_Required work_
Return every line of the material exactly.

_Records from a dataset_
╭──

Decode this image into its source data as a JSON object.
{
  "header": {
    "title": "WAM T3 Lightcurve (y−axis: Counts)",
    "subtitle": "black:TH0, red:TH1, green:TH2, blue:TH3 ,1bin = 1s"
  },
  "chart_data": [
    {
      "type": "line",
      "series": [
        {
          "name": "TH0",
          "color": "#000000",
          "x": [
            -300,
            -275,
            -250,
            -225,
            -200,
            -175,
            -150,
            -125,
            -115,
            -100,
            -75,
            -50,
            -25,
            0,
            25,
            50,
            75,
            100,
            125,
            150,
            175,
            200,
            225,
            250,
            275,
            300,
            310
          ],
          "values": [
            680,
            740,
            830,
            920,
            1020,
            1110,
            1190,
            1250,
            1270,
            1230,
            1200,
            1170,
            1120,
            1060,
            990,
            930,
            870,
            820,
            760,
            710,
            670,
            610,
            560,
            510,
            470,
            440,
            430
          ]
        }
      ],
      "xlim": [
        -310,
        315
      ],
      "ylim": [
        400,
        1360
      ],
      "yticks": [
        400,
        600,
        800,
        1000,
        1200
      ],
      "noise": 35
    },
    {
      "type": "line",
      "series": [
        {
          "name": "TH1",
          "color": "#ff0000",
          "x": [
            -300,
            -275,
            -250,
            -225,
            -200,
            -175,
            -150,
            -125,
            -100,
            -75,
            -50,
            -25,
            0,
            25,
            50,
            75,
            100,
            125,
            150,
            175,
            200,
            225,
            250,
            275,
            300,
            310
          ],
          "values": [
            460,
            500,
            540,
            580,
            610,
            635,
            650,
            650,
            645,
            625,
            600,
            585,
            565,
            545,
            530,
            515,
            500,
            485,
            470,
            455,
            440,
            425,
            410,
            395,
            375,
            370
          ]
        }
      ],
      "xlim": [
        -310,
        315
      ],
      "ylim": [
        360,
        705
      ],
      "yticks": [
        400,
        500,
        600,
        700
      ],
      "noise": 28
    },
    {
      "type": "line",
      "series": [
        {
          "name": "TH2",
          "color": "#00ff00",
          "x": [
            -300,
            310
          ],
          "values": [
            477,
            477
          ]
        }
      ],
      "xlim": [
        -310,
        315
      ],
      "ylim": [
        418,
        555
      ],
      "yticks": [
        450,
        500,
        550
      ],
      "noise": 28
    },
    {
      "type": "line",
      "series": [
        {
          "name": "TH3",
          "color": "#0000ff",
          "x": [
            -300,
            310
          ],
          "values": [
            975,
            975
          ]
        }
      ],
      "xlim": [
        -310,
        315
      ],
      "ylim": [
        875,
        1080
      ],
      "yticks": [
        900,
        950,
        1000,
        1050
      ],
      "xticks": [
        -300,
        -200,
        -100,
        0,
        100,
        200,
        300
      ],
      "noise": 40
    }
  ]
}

╰──

_Result below_
Decode this image into its source data as a JSON object.
{
  "header": {
    "title": "WAM T3 Lightcurve (y−axis: Counts)",
    "subtitle": "black:TH0, red:TH1, green:TH2, blue:TH3 ,1bin = 1s"
  },
  "chart_data": [
    {
      "type": "line",
      "series": [
        {
          "name": "TH0",
          "color": "#000000",
          "x": [
            -300,
            -275,
            -250,
            -225,
            -200,
            -175,
            -150,
            -125,
            -115,
            -100,
            -75,
            -50,
            -25,
            0,
            25,
            50,
            75,
            100,
            125,
            150,
            175,
            200,
            225,
            250,
            275,
            300,
            310
          ],
          "values": [
            680,
            740,
            830,
            920,
            1020,
            1110,
            1190,
            1250,
            1270,
            1230,
            1200,
            1170,
            1120,
            1060,
            990,
            930,
            870,
            820,
            760,
            710,
            670,
            610,
            560,
            510,
            470,
            440,
            430
          ]
        }
      ],
      "xlim": [
        -310,
        315
      ],
      "ylim": [
        400,
        1360
      ],
      "yticks": [
        400,
        600,
        800,
        1000,
        1200
      ],
      "noise": 35
    },
    {
      "type": "line",
      "series": [
        {
          "name": "TH1",
          "color": "#ff0000",
          "x": [
            -300,
            -275,
            -250,
            -225,
            -200,
            -175,
            -150,
            -125,
            -100,
            -75,
            -50,
            -25,
            0,
            25,
            50,
            75,
            100,
            125,
            150,
            175,
            200,
            225,
            250,
            275,
            300,
            310
          ],
          "values": [
            460,
            500,
            540,
            580,
            610,
            635,
            650,
            650,
            645,
            625,
            600,
            585,
            565,
            545,
            530,
            515,
            500,
            485,
            470,
            455,
            440,
            425,
            410,
            395,
            375,
            370
          ]
        }
      ],
      "xlim": [
        -310,
        315
      ],
      "ylim": [
        360,
        705
      ],
      "yticks": [
        400,
        500,
        600,
        700
      ],
      "noise": 28
    },
    {
      "type": "line",
      "series": [
        {
          "name": "TH2",
          "color": "#00ff00",
          "x": [
            -300,
            310
          ],
          "values": [
            477,
            477
          ]
        }
      ],
      "xlim": [
        -310,
        315
      ],
      "ylim": [
        418,
        555
      ],
      "yticks": [
        450,
        500,
        550
      ],
      "noise": 28
    },
    {
      "type": "line",
      "series": [
        {
          "name": "TH3",
          "color": "#0000ff",
          "x": [
            -300,
            310
          ],
          "values": [
            975,
            975
          ]
        }
      ],
      "xlim": [
        -310,
        315
      ],
      "ylim": [
        875,
        1080
      ],
      "yticks": [
        900,
        950,
        1000,
        1050
      ],
      "xticks": [
        -300,
        -200,
        -100,
        0,
        100,
        200,
        300
      ],
      "noise": 40
    }
  ]
}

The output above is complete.